TO DO: Repeat the material verbatim and drop the pictures.

(Raw records)
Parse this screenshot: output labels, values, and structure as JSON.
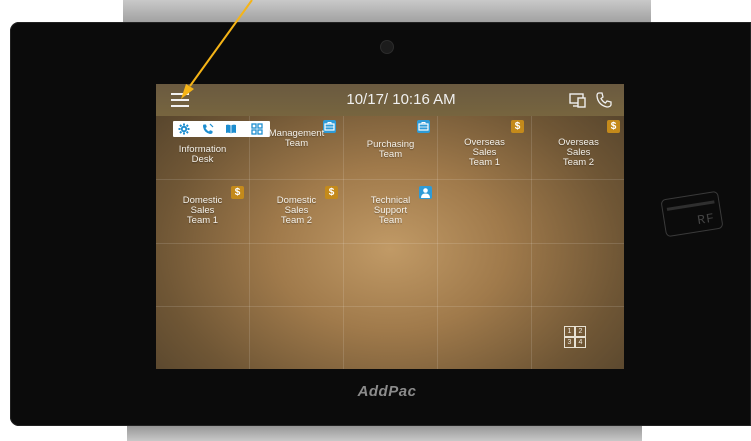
{
  "screen": {
    "datetime": "10/17/ 10:16 AM"
  },
  "brand": "AddPac",
  "rf_label": "RF",
  "quick_icons": [
    "gear-icon",
    "call-log-icon",
    "phonebook-icon",
    "apps-grid-icon"
  ],
  "tiles": [
    {
      "id": "information-desk",
      "label": "Information\nDesk",
      "badge": "none"
    },
    {
      "id": "management-team",
      "label": "Management\nTeam",
      "badge": "briefcase"
    },
    {
      "id": "purchasing-team",
      "label": "Purchasing\nTeam",
      "badge": "briefcase"
    },
    {
      "id": "overseas-sales-team-1",
      "label": "Overseas\nSales\nTeam  1",
      "badge": "$"
    },
    {
      "id": "overseas-sales-team-2",
      "label": "Overseas\nSales\nTeam  2",
      "badge": "$"
    },
    {
      "id": "domestic-sales-team-1",
      "label": "Domestic\nSales\nTeam  1",
      "badge": "$"
    },
    {
      "id": "domestic-sales-team-2",
      "label": "Domestic\nSales\nTeam  2",
      "badge": "$"
    },
    {
      "id": "technical-support-team",
      "label": "Technical\nSupport\nTeam",
      "badge": "user"
    }
  ],
  "page_switch": [
    "1",
    "2",
    "3",
    "4"
  ],
  "colors": {
    "accent_arrow": "#f5b417",
    "badge_dollar": "#c48a1b",
    "badge_blue": "#2e9bd7"
  }
}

FULL OUTPUT:
Parse this screenshot: output labels, values, and structure as JSON.
{
  "screen": {
    "datetime": "10/17/ 10:16 AM"
  },
  "brand": "AddPac",
  "rf_label": "RF",
  "quick_icons": [
    "gear-icon",
    "call-log-icon",
    "phonebook-icon",
    "apps-grid-icon"
  ],
  "tiles": [
    {
      "id": "information-desk",
      "label": "Information\nDesk",
      "badge": "none"
    },
    {
      "id": "management-team",
      "label": "Management\nTeam",
      "badge": "briefcase"
    },
    {
      "id": "purchasing-team",
      "label": "Purchasing\nTeam",
      "badge": "briefcase"
    },
    {
      "id": "overseas-sales-team-1",
      "label": "Overseas\nSales\nTeam  1",
      "badge": "$"
    },
    {
      "id": "overseas-sales-team-2",
      "label": "Overseas\nSales\nTeam  2",
      "badge": "$"
    },
    {
      "id": "domestic-sales-team-1",
      "label": "Domestic\nSales\nTeam  1",
      "badge": "$"
    },
    {
      "id": "domestic-sales-team-2",
      "label": "Domestic\nSales\nTeam  2",
      "badge": "$"
    },
    {
      "id": "technical-support-team",
      "label": "Technical\nSupport\nTeam",
      "badge": "user"
    }
  ],
  "page_switch": [
    "1",
    "2",
    "3",
    "4"
  ],
  "colors": {
    "accent_arrow": "#f5b417",
    "badge_dollar": "#c48a1b",
    "badge_blue": "#2e9bd7"
  }
}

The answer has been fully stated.